**Task instructions:**
Determine the number of lines where "date" occurs and reply with that number by itself.

**Provided information:**

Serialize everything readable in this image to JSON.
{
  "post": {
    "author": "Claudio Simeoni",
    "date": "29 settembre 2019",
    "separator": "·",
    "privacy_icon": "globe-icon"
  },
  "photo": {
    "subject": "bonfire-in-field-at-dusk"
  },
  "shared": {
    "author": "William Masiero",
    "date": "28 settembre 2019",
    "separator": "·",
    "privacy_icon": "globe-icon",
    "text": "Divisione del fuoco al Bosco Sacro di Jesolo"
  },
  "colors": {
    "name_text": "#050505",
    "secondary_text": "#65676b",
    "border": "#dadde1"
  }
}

**Correct result:**
2